→ What to produce
Read the data and repeat it in full, exactly.

→ Data shown

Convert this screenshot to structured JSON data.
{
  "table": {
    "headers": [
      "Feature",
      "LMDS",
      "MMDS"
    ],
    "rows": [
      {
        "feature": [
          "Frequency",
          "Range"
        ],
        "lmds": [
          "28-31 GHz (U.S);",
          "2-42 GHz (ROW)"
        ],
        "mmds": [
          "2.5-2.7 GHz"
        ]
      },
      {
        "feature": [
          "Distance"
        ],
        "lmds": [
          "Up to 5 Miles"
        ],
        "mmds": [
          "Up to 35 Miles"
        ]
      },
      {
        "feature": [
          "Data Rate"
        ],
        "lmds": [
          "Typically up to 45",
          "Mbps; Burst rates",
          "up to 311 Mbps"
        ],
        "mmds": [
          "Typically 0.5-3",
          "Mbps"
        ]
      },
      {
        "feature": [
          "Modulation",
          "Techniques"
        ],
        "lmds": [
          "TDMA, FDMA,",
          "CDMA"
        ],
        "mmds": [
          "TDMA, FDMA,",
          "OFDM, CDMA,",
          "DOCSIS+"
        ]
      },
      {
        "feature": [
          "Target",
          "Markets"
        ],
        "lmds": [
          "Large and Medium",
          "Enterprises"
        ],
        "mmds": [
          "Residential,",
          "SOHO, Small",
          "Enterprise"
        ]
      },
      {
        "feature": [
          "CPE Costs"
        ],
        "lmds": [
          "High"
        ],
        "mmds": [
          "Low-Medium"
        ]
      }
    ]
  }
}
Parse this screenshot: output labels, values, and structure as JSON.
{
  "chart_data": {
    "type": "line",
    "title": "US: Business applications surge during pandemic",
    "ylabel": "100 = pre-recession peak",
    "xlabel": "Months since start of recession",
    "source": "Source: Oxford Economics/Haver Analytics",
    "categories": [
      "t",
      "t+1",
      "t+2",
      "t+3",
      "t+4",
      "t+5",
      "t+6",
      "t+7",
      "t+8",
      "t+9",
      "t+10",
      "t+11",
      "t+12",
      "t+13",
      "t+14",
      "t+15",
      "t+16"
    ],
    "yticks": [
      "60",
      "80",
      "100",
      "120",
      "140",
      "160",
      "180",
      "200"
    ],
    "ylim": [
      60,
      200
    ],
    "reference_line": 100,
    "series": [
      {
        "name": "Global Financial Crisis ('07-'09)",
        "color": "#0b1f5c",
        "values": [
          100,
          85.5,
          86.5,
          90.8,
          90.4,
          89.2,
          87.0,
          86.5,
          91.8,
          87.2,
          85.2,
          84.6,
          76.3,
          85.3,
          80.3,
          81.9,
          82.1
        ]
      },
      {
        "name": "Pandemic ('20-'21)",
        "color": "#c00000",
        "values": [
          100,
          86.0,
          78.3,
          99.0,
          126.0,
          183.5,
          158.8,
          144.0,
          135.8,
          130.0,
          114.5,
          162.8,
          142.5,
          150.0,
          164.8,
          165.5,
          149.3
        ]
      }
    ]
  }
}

→ Exercise response
Convert this screenshot to structured JSON data.
{
  "table": {
    "headers": [
      "Feature",
      "LMDS",
      "MMDS"
    ],
    "rows": [
      {
        "feature": [
          "Frequency",
          "Range"
        ],
        "lmds": [
          "28-31 GHz (U.S);",
          "2-42 GHz (ROW)"
        ],
        "mmds": [
          "2.5-2.7 GHz"
        ]
      },
      {
        "feature": [
          "Distance"
        ],
        "lmds": [
          "Up to 5 Miles"
        ],
        "mmds": [
          "Up to 35 Miles"
        ]
      },
      {
        "feature": [
          "Data Rate"
        ],
        "lmds": [
          "Typically up to 45",
          "Mbps; Burst rates",
          "up to 311 Mbps"
        ],
        "mmds": [
          "Typically 0.5-3",
          "Mbps"
        ]
      },
      {
        "feature": [
          "Modulation",
          "Techniques"
        ],
        "lmds": [
          "TDMA, FDMA,",
          "CDMA"
        ],
        "mmds": [
          "TDMA, FDMA,",
          "OFDM, CDMA,",
          "DOCSIS+"
        ]
      },
      {
        "feature": [
          "Target",
          "Markets"
        ],
        "lmds": [
          "Large and Medium",
          "Enterprises"
        ],
        "mmds": [
          "Residential,",
          "SOHO, Small",
          "Enterprise"
        ]
      },
      {
        "feature": [
          "CPE Costs"
        ],
        "lmds": [
          "High"
        ],
        "mmds": [
          "Low-Medium"
        ]
      }
    ]
  }
}
Parse this screenshot: output labels, values, and structure as JSON.
{
  "chart_data": {
    "type": "line",
    "title": "US: Business applications surge during pandemic",
    "ylabel": "100 = pre-recession peak",
    "xlabel": "Months since start of recession",
    "source": "Source: Oxford Economics/Haver Analytics",
    "categories": [
      "t",
      "t+1",
      "t+2",
      "t+3",
      "t+4",
      "t+5",
      "t+6",
      "t+7",
      "t+8",
      "t+9",
      "t+10",
      "t+11",
      "t+12",
      "t+13",
      "t+14",
      "t+15",
      "t+16"
    ],
    "yticks": [
      "60",
      "80",
      "100",
      "120",
      "140",
      "160",
      "180",
      "200"
    ],
    "ylim": [
      60,
      200
    ],
    "reference_line": 100,
    "series": [
      {
        "name": "Global Financial Crisis ('07-'09)",
        "color": "#0b1f5c",
        "values": [
          100,
          85.5,
          86.5,
          90.8,
          90.4,
          89.2,
          87.0,
          86.5,
          91.8,
          87.2,
          85.2,
          84.6,
          76.3,
          85.3,
          80.3,
          81.9,
          82.1
        ]
      },
      {
        "name": "Pandemic ('20-'21)",
        "color": "#c00000",
        "values": [
          100,
          86.0,
          78.3,
          99.0,
          126.0,
          183.5,
          158.8,
          144.0,
          135.8,
          130.0,
          114.5,
          162.8,
          142.5,
          150.0,
          164.8,
          165.5,
          149.3
        ]
      }
    ]
  }
}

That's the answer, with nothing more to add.